Layout annotation data:
•••
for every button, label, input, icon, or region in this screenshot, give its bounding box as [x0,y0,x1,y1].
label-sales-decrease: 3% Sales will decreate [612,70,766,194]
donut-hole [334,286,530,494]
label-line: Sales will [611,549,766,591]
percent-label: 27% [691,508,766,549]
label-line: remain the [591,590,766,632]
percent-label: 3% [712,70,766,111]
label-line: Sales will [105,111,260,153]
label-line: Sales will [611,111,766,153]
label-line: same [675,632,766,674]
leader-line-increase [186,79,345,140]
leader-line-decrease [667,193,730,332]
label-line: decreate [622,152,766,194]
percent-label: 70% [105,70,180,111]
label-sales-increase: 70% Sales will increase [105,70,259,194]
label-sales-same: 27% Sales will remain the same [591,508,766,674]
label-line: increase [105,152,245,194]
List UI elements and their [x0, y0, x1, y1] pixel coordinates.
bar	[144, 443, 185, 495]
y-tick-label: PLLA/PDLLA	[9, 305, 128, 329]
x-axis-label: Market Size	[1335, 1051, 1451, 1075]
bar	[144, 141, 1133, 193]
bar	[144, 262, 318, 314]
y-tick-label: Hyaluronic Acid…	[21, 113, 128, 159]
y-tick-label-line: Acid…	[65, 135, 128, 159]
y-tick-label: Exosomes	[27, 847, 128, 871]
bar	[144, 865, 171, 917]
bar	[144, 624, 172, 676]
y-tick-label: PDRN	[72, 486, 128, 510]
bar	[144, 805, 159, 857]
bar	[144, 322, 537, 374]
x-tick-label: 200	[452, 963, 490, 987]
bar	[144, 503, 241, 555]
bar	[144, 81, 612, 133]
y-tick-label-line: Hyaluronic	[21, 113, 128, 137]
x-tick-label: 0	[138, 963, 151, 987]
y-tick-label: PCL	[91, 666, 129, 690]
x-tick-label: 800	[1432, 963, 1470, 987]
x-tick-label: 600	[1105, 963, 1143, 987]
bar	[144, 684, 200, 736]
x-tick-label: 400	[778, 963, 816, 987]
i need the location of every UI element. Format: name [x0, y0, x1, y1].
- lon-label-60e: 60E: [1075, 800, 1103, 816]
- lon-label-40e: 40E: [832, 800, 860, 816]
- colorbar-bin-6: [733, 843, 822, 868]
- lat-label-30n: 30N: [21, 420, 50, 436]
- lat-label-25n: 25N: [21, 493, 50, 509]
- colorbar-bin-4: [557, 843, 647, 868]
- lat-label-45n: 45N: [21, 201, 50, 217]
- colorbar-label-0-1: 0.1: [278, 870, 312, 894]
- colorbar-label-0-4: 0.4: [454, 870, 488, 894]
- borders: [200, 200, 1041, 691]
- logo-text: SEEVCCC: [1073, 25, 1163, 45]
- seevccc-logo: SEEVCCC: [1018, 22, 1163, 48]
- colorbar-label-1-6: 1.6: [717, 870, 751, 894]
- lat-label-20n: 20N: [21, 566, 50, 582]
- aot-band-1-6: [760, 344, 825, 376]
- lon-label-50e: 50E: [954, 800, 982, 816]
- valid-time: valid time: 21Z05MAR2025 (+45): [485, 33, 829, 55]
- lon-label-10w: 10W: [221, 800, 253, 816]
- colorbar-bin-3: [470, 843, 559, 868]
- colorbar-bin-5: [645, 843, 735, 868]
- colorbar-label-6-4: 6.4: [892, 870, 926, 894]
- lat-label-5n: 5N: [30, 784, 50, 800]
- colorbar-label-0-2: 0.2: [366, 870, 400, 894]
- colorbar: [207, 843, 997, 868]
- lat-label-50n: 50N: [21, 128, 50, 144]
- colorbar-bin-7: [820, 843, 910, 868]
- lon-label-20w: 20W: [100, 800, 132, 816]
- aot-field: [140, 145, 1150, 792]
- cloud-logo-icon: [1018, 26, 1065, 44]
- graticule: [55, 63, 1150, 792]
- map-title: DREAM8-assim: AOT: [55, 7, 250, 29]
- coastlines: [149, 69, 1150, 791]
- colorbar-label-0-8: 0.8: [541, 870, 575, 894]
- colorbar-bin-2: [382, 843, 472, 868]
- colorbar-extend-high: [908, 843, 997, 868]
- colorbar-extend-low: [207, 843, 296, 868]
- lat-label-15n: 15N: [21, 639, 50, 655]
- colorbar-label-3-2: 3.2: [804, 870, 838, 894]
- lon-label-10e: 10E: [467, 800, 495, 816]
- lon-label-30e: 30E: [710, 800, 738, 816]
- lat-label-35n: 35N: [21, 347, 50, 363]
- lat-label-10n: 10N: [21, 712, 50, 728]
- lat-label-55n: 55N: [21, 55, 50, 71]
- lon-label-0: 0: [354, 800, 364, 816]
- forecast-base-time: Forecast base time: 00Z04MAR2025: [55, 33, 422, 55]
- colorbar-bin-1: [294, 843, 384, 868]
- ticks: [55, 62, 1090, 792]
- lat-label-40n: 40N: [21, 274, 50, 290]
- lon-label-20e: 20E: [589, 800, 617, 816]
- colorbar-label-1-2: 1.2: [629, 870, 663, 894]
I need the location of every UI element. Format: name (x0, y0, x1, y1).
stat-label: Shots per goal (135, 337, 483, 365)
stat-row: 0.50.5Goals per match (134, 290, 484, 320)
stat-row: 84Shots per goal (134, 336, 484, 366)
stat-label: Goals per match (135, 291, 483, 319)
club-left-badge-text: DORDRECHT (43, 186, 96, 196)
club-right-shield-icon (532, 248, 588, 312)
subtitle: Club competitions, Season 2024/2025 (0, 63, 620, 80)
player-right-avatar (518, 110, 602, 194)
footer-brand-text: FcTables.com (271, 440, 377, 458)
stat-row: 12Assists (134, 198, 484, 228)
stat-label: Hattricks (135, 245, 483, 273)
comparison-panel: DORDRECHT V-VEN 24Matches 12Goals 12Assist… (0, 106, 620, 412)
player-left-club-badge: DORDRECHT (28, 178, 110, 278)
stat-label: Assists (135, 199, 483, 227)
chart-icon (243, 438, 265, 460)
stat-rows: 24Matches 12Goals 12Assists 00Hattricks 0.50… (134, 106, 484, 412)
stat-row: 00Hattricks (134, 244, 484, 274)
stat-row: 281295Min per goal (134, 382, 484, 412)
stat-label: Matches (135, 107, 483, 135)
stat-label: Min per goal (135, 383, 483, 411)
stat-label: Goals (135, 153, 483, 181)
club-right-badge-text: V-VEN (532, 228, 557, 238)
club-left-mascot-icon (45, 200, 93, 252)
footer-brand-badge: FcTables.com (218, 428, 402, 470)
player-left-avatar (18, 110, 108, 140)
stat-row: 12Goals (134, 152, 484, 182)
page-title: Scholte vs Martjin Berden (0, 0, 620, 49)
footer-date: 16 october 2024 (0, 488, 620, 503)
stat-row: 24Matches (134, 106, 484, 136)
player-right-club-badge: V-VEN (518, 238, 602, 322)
•••
*Job*
Switch each "percent-label" in the data above to "pct-label" and write out every line again with nothing else altered.

*Solution for this exercise*
for every button, label, input, icon, or region in this screenshot, give its bounding box as [x0,y0,x1,y1].
label-sales-decrease: 3% Sales will decreate [612,70,766,194]
donut-hole [334,286,530,494]
label-line: Sales will [611,549,766,591]
pct-label: 27% [691,508,766,549]
label-line: remain the [591,590,766,632]
pct-label: 3% [712,70,766,111]
label-line: Sales will [105,111,260,153]
label-line: Sales will [611,111,766,153]
label-line: same [675,632,766,674]
leader-line-increase [186,79,345,140]
leader-line-decrease [667,193,730,332]
label-line: decreate [622,152,766,194]
pct-label: 70% [105,70,180,111]
label-sales-increase: 70% Sales will increase [105,70,259,194]
label-sales-same: 27% Sales will remain the same [591,508,766,674]
label-line: increase [105,152,245,194]
List UI elements and their [x0, y0, x1, y1] pixel coordinates.
bar	[144, 443, 185, 495]
y-tick-label: PLLA/PDLLA	[9, 305, 128, 329]
x-axis-label: Market Size	[1335, 1051, 1451, 1075]
bar	[144, 141, 1133, 193]
bar	[144, 262, 318, 314]
y-tick-label: Hyaluronic Acid…	[21, 113, 128, 159]
y-tick-label-line: Acid…	[65, 135, 128, 159]
y-tick-label: Exosomes	[27, 847, 128, 871]
bar	[144, 865, 171, 917]
bar	[144, 624, 172, 676]
y-tick-label: PDRN	[72, 486, 128, 510]
bar	[144, 805, 159, 857]
bar	[144, 322, 537, 374]
x-tick-label: 200	[452, 963, 490, 987]
bar	[144, 503, 241, 555]
bar	[144, 81, 612, 133]
y-tick-label-line: Hyaluronic	[21, 113, 128, 137]
x-tick-label: 0	[138, 963, 151, 987]
y-tick-label: PCL	[91, 666, 129, 690]
x-tick-label: 800	[1432, 963, 1470, 987]
x-tick-label: 600	[1105, 963, 1143, 987]
bar	[144, 684, 200, 736]
x-tick-label: 400	[778, 963, 816, 987]
i need the location of every UI element. Format: name [x0, y0, x1, y1].
- lon-label-60e: 60E: [1075, 800, 1103, 816]
- lon-label-40e: 40E: [832, 800, 860, 816]
- colorbar-bin-6: [733, 843, 822, 868]
- lat-label-30n: 30N: [21, 420, 50, 436]
- lat-label-25n: 25N: [21, 493, 50, 509]
- colorbar-bin-4: [557, 843, 647, 868]
- lat-label-45n: 45N: [21, 201, 50, 217]
- colorbar-label-0-1: 0.1: [278, 870, 312, 894]
- colorbar-label-0-4: 0.4: [454, 870, 488, 894]
- borders: [200, 200, 1041, 691]
- logo-text: SEEVCCC: [1073, 25, 1163, 45]
- seevccc-logo: SEEVCCC: [1018, 22, 1163, 48]
- colorbar-label-1-6: 1.6: [717, 870, 751, 894]
- lat-label-20n: 20N: [21, 566, 50, 582]
- aot-band-1-6: [760, 344, 825, 376]
- lon-label-50e: 50E: [954, 800, 982, 816]
- valid-time: valid time: 21Z05MAR2025 (+45): [485, 33, 829, 55]
- lon-label-10w: 10W: [221, 800, 253, 816]
- colorbar-bin-3: [470, 843, 559, 868]
- colorbar-bin-5: [645, 843, 735, 868]
- colorbar-label-6-4: 6.4: [892, 870, 926, 894]
- lat-label-5n: 5N: [30, 784, 50, 800]
- colorbar-label-0-2: 0.2: [366, 870, 400, 894]
- colorbar: [207, 843, 997, 868]
- lat-label-50n: 50N: [21, 128, 50, 144]
- colorbar-bin-7: [820, 843, 910, 868]
- lon-label-20w: 20W: [100, 800, 132, 816]
- aot-field: [140, 145, 1150, 792]
- cloud-logo-icon: [1018, 26, 1065, 44]
- graticule: [55, 63, 1150, 792]
- map-title: DREAM8-assim: AOT: [55, 7, 250, 29]
- coastlines: [149, 69, 1150, 791]
- colorbar-label-0-8: 0.8: [541, 870, 575, 894]
- colorbar-bin-2: [382, 843, 472, 868]
- colorbar-extend-high: [908, 843, 997, 868]
- colorbar-extend-low: [207, 843, 296, 868]
- lat-label-15n: 15N: [21, 639, 50, 655]
- colorbar-label-3-2: 3.2: [804, 870, 838, 894]
- lon-label-10e: 10E: [467, 800, 495, 816]
- lon-label-30e: 30E: [710, 800, 738, 816]
- lat-label-35n: 35N: [21, 347, 50, 363]
- lat-label-10n: 10N: [21, 712, 50, 728]
- lat-label-55n: 55N: [21, 55, 50, 71]
- lon-label-0: 0: [354, 800, 364, 816]
- forecast-base-time: Forecast base time: 00Z04MAR2025: [55, 33, 422, 55]
- colorbar-bin-1: [294, 843, 384, 868]
- ticks: [55, 62, 1090, 792]
- lat-label-40n: 40N: [21, 274, 50, 290]
- lon-label-20e: 20E: [589, 800, 617, 816]
- colorbar-label-1-2: 1.2: [629, 870, 663, 894]
I need the location of every UI element. Format: name (x0, y0, x1, y1).
stat-label: Shots per goal (135, 337, 483, 365)
stat-row: 0.50.5Goals per match (134, 290, 484, 320)
stat-row: 84Shots per goal (134, 336, 484, 366)
stat-label: Goals per match (135, 291, 483, 319)
club-left-badge-text: DORDRECHT (43, 186, 96, 196)
club-right-shield-icon (532, 248, 588, 312)
subtitle: Club competitions, Season 2024/2025 (0, 63, 620, 80)
player-right-avatar (518, 110, 602, 194)
footer-brand-text: FcTables.com (271, 440, 377, 458)
stat-row: 12Assists (134, 198, 484, 228)
stat-label: Hattricks (135, 245, 483, 273)
comparison-panel: DORDRECHT V-VEN 24Matches 12Goals 12Assist… (0, 106, 620, 412)
player-left-club-badge: DORDRECHT (28, 178, 110, 278)
stat-label: Assists (135, 199, 483, 227)
chart-icon (243, 438, 265, 460)
stat-rows: 24Matches 12Goals 12Assists 00Hattricks 0.50… (134, 106, 484, 412)
stat-row: 00Hattricks (134, 244, 484, 274)
stat-row: 281295Min per goal (134, 382, 484, 412)
stat-label: Matches (135, 107, 483, 135)
stat-label: Min per goal (135, 383, 483, 411)
stat-label: Goals (135, 153, 483, 181)
club-right-badge-text: V-VEN (532, 228, 557, 238)
club-left-mascot-icon (45, 200, 93, 252)
footer-brand-badge: FcTables.com (218, 428, 402, 470)
player-left-avatar (18, 110, 108, 140)
stat-row: 12Goals (134, 152, 484, 182)
page-title: Scholte vs Martjin Berden (0, 0, 620, 49)
footer-date: 16 october 2024 (0, 488, 620, 503)
stat-row: 24Matches (134, 106, 484, 136)
player-right-club-badge: V-VEN (518, 238, 602, 322)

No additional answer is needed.